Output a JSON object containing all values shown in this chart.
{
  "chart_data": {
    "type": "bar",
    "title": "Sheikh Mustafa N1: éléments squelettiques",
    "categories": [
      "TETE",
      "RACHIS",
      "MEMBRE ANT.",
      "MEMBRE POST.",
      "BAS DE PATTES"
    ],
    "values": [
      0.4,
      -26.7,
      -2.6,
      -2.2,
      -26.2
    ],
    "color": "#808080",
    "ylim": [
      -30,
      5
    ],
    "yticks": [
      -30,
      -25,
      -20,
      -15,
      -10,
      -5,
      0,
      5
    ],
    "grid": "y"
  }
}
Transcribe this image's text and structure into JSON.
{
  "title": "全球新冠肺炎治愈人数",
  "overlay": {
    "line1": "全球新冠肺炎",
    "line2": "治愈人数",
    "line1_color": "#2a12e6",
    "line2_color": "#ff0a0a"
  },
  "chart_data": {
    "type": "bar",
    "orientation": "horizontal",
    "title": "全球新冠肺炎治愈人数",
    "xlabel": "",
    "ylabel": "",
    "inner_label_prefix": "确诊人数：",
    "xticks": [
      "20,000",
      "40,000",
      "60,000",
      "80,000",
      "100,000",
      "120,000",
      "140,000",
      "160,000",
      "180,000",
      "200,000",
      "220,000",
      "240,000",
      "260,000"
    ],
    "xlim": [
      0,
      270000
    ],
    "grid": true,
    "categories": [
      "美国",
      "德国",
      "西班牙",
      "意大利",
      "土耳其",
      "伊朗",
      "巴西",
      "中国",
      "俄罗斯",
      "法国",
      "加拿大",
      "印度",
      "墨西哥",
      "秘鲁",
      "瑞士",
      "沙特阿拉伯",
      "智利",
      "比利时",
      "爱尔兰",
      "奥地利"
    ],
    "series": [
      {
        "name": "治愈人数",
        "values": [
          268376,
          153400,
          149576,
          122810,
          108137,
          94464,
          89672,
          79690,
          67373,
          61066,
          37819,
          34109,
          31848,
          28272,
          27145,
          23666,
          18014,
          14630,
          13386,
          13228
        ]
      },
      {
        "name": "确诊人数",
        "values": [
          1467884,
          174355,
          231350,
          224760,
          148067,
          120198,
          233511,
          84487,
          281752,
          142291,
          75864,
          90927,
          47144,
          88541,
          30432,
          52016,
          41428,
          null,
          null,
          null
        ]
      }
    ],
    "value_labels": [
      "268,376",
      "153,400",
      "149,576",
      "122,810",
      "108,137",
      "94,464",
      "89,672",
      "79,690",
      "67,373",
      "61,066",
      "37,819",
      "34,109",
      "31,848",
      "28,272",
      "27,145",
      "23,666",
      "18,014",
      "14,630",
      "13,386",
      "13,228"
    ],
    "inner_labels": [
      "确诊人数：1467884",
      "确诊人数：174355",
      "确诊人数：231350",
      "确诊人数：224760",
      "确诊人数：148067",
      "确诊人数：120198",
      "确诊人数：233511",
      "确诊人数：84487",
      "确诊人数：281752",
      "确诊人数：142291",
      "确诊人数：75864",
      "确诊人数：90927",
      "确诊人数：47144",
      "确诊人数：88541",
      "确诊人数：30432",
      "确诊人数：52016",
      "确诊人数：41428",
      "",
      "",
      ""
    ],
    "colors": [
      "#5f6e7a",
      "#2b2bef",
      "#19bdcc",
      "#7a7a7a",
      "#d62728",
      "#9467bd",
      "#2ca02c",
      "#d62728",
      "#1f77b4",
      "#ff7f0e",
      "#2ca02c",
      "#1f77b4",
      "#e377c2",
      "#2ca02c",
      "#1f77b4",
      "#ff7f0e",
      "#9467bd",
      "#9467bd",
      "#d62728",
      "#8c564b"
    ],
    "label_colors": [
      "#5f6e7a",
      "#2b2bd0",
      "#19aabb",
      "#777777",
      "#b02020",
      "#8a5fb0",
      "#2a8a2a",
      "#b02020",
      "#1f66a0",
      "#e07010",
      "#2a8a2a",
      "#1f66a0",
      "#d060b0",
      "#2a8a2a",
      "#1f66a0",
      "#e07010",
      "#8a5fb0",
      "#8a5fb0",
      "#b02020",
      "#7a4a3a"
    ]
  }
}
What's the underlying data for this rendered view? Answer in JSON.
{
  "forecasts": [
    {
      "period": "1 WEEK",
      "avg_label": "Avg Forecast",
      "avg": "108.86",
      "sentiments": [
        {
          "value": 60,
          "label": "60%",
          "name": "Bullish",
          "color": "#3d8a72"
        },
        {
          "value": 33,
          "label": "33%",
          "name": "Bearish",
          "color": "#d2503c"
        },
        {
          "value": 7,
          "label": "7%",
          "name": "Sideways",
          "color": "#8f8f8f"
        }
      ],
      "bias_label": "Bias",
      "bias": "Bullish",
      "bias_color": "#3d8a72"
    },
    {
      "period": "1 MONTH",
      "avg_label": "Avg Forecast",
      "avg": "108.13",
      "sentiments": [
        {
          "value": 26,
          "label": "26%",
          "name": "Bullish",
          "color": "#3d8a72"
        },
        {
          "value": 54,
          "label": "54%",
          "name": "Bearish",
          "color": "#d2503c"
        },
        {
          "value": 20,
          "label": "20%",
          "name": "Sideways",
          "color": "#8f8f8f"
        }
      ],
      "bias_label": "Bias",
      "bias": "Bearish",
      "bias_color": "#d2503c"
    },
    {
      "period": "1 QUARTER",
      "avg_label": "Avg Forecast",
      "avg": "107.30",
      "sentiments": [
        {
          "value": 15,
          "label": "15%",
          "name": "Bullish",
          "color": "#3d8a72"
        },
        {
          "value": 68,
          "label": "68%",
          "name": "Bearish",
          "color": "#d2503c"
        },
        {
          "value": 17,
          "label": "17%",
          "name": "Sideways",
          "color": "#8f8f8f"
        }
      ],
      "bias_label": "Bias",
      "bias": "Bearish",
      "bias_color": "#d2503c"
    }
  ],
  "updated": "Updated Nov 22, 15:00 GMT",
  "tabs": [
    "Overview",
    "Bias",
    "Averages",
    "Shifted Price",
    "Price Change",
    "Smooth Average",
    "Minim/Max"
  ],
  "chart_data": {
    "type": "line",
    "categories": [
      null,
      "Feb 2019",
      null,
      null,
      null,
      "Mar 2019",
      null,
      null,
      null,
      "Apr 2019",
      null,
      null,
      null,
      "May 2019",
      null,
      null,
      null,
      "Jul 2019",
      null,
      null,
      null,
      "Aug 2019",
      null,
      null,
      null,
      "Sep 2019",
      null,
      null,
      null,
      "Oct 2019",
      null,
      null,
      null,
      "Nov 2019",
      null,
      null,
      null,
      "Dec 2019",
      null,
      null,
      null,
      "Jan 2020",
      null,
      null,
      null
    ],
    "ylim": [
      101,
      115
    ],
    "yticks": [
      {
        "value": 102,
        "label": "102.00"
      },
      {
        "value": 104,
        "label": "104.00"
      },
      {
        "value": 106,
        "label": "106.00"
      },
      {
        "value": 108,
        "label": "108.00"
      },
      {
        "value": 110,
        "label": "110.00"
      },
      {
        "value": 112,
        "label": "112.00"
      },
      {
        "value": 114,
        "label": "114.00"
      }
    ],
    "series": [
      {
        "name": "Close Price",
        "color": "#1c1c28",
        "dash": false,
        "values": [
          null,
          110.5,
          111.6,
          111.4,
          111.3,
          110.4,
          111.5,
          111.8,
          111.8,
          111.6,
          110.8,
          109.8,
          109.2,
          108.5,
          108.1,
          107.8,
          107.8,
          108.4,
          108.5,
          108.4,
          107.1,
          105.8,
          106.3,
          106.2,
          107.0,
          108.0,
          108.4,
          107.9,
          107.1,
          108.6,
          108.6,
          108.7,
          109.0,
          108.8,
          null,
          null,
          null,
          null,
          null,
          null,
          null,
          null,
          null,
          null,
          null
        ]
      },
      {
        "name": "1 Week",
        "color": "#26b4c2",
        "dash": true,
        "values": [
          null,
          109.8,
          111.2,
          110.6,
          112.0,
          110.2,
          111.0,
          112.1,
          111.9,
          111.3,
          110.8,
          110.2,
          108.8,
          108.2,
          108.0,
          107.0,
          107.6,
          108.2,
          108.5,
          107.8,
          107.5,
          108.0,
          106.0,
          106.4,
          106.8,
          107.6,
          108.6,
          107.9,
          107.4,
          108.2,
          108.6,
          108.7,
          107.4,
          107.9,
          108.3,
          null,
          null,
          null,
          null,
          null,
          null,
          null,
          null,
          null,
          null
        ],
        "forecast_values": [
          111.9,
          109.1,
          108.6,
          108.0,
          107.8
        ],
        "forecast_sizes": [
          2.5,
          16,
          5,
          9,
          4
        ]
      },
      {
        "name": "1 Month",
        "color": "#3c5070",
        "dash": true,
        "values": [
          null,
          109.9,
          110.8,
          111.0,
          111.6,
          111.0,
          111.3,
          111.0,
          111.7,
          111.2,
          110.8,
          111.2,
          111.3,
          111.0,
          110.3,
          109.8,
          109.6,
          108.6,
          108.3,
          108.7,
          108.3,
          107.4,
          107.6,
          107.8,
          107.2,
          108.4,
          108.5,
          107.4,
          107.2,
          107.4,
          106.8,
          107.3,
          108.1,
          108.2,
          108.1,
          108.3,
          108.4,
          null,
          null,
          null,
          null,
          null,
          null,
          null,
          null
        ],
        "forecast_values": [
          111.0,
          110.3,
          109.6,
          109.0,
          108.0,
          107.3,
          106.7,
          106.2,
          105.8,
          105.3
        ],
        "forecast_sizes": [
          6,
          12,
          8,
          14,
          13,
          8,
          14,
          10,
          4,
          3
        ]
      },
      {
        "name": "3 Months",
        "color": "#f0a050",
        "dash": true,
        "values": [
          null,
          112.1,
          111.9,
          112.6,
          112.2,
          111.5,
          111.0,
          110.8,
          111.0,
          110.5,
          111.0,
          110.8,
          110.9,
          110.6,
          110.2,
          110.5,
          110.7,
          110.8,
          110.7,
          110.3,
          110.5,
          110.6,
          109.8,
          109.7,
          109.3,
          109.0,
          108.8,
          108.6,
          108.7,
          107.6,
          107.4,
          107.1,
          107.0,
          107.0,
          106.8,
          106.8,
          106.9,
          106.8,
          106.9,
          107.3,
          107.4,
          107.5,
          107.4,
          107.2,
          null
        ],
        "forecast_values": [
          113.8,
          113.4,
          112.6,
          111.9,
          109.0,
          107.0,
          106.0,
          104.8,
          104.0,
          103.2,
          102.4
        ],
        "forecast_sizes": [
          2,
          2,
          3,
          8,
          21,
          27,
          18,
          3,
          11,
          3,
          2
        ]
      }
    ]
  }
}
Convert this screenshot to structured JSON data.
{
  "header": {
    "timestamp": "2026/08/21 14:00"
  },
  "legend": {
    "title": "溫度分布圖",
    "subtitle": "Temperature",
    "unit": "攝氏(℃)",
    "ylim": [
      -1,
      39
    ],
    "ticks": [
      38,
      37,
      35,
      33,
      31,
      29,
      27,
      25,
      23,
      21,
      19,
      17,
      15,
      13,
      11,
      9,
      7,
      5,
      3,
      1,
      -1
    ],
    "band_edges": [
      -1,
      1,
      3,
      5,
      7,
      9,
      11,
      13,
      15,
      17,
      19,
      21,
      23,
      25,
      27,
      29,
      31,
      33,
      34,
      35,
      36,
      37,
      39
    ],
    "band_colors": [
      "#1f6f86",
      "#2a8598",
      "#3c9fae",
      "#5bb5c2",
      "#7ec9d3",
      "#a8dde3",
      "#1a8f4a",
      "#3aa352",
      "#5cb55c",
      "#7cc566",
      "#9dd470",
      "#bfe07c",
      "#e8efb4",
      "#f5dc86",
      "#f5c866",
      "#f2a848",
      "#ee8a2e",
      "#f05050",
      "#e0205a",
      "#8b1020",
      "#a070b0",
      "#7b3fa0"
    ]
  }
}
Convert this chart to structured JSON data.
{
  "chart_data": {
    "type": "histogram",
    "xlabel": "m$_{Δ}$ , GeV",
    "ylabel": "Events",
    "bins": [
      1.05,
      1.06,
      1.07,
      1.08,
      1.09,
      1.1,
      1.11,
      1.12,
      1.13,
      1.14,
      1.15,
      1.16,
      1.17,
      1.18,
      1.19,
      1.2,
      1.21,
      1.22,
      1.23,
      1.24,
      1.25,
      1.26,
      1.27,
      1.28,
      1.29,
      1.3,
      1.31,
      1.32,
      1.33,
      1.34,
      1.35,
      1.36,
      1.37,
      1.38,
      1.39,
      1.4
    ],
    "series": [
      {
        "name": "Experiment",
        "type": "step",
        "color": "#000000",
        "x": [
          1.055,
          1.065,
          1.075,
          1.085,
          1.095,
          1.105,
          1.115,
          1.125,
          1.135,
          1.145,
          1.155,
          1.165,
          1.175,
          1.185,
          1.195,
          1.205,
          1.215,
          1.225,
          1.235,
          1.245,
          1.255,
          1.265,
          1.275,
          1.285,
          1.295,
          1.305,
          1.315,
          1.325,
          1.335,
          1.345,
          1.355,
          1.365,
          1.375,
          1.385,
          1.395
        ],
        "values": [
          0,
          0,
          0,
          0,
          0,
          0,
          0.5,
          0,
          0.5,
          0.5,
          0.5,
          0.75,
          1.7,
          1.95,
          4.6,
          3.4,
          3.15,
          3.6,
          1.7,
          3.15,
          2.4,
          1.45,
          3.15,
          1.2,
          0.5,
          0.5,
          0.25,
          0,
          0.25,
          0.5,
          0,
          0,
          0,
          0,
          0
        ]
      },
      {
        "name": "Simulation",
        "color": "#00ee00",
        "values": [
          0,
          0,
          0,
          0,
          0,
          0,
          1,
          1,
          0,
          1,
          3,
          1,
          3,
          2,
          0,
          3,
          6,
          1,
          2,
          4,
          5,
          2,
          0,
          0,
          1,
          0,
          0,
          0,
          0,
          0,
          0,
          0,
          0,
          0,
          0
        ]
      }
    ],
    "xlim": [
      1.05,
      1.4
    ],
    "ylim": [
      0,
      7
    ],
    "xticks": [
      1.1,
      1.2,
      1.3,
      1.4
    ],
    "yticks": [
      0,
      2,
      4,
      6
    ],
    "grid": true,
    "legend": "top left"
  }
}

- - -

What is required:
Gather each line in the entries above where the string "全球新冠肺炎治愈人数" is found.

Response for this exercise:
  "title": "全球新冠肺炎治愈人数",
    "title": "全球新冠肺炎治愈人数",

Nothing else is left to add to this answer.